At the recent Subscribed conference by Zuora, I saw some research from IDC that showed that companies with usage-based pricing are growing faster than those with user-based pricing. To be more precise, companies with a blended model that combined usage-based pricing with some other model are growing faster than companies that just have user-based pricing or just have usage-based pricing.
Ibbaka: What examples of ‘worst practices’ do you see?
Kyle: Sometimes companies can get too innovative and ready to change. They want to test all sorts of different pricing models. This can confuse the salesforce and send mixed signals to the market. Sometimes companies are just testing one thing after another with no plan as to how the hypotheses are connected and how to move from one hypothesis to the next so that learning is building across the different tests. Testing without advance planning creates headaches all around.
The other worst practice I see is people who see low prices as an innovation. They are even willing to price below costs. In B2B having the lowest price is not an innovation. Testing lower prices frequently does not offset the lower revenues delivered or the possible damage to the brand. The unit economics have to work. Low prices make this a lot more difficult.
Ibbaka: What are the root causes of pricing challenges?
Kyle: Lack of segmentation. Companies often get mixed signals from the market. Some people will tell them “this is way too expensive” and others will say ‘this is great value.’ This is generally evidence of a market segmentation problem. Companies need to know what segment to target and they frequently need to package different offers for each segment. One cannot treat everyone in a large market the same way.
The other root cause is a product team that is not in close touch with sales and customers. They can lose touch with customers’ real needs and create things that are cool but have little value.
Ibbaka: Pricing connects with many other functions in the company. What do you see as the most important connections?
Kyle: Pricing is based on segmentation so the pricing people have to work closely with whoever is leading the segmentation work and make sure the segments are meaningful and actionable from a pricing perspective. Pricing is also closely connected to brand positioning. Look at airlines, Southwest and Delta offer basically the same service but very different brands and they have different pricing strategies. Pricing is part of the experience you create for your customer.

# [Prompt]
In the pricing interview, what does Kyle name as the first root cause of pricing challenges?

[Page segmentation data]
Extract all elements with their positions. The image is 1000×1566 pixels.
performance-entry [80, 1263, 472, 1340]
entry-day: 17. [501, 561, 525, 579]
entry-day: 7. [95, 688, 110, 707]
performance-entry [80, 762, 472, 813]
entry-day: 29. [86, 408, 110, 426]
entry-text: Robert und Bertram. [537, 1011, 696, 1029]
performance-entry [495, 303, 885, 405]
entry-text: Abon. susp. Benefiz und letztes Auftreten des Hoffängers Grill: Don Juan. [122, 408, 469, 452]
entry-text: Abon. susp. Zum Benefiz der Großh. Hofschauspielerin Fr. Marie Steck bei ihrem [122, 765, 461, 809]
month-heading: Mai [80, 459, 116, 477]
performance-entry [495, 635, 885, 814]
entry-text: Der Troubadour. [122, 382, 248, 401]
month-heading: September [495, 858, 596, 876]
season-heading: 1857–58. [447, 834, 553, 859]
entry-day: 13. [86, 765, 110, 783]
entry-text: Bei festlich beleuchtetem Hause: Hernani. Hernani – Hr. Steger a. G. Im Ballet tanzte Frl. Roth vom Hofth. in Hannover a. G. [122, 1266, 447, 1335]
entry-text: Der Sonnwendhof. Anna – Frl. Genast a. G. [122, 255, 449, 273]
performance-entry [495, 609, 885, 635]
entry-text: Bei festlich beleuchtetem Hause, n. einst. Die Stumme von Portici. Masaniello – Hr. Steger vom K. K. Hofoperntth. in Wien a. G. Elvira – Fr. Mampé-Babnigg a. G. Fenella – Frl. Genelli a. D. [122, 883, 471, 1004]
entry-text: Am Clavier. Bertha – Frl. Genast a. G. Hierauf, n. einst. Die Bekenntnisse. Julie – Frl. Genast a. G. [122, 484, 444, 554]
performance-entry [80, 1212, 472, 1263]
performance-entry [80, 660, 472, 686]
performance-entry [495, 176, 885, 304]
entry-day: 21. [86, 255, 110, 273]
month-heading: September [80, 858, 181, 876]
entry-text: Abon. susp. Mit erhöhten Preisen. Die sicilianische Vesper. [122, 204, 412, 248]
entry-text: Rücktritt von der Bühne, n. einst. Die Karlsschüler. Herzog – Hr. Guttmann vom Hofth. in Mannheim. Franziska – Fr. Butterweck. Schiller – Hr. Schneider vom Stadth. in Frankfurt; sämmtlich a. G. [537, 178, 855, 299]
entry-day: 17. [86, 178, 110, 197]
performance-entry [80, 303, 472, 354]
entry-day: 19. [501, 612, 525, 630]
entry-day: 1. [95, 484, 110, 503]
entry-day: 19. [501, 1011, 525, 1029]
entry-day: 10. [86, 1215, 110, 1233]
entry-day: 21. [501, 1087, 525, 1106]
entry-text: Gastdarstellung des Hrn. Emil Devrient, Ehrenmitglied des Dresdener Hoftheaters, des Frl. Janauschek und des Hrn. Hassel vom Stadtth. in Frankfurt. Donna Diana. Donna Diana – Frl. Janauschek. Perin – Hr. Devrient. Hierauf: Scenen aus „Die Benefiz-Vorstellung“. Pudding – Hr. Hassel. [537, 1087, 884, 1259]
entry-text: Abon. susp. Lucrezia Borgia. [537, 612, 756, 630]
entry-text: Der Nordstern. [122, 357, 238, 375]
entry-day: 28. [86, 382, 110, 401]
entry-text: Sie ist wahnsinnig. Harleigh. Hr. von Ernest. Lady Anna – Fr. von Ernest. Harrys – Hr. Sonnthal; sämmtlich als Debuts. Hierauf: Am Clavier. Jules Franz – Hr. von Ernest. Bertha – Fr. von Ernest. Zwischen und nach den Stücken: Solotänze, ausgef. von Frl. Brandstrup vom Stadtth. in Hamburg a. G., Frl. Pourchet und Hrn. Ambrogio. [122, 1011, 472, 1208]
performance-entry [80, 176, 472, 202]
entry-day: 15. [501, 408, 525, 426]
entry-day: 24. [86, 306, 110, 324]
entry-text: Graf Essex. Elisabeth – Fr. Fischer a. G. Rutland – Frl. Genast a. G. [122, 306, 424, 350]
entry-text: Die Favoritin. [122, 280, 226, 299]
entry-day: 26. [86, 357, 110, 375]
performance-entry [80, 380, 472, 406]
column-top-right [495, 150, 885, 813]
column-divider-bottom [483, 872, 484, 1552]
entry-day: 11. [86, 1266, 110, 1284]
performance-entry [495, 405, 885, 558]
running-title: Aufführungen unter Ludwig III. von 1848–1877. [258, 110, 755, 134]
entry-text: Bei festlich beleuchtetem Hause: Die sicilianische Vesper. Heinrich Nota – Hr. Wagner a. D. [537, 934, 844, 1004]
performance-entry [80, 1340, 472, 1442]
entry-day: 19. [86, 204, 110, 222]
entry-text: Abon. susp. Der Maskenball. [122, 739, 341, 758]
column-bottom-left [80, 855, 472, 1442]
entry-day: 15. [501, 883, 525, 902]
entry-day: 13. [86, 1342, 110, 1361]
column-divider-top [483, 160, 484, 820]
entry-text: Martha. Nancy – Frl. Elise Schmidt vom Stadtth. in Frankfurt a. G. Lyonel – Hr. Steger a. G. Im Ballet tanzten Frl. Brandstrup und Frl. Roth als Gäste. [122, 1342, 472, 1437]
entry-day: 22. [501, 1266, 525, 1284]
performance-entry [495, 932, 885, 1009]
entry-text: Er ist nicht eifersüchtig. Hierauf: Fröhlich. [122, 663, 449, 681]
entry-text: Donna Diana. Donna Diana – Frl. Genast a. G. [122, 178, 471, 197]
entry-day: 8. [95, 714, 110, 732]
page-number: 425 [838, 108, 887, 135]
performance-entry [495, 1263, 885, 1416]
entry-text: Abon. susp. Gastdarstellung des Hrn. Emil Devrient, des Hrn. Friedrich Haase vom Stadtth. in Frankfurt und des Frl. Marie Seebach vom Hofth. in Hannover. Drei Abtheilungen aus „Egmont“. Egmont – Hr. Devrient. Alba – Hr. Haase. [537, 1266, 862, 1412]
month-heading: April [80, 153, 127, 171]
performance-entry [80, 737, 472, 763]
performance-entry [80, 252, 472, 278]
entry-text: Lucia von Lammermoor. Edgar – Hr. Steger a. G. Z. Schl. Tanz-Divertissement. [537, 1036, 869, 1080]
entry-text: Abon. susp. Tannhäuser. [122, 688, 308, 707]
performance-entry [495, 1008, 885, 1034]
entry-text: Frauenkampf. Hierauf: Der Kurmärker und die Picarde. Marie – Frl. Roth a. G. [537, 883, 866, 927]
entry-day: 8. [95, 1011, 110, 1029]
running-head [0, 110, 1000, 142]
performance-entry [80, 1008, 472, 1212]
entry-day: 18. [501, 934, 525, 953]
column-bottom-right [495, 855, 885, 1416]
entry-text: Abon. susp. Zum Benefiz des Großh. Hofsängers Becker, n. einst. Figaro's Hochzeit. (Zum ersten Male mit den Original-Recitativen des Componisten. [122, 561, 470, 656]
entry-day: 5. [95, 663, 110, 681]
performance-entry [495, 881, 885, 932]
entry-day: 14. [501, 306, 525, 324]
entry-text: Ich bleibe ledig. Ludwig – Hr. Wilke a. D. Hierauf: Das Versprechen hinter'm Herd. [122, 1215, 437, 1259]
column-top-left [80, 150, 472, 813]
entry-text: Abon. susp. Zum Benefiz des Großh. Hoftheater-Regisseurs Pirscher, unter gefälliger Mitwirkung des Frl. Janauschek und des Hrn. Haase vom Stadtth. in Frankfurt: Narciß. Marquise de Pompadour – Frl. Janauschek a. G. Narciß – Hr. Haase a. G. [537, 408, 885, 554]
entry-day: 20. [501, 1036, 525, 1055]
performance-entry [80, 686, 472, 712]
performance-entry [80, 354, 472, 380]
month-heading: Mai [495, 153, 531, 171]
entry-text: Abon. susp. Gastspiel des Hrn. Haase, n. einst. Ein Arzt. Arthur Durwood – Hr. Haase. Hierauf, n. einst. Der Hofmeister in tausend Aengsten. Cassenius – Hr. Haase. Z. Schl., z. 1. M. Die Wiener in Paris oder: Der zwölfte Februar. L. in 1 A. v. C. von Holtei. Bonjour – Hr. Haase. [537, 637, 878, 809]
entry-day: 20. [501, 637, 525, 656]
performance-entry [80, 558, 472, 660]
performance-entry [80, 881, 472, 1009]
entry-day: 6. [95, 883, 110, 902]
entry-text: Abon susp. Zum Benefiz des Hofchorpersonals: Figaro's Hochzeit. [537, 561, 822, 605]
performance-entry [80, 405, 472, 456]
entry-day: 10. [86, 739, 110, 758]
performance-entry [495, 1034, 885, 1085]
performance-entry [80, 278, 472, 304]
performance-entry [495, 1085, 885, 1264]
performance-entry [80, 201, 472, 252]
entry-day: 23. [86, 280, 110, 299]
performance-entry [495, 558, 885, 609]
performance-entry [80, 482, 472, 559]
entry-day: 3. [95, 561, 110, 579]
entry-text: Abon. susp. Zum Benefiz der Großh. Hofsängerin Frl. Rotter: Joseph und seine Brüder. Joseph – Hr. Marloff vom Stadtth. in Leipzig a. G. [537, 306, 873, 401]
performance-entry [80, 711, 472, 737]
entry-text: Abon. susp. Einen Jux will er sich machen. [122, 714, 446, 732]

# [Expected answer]
Lack of segmentation.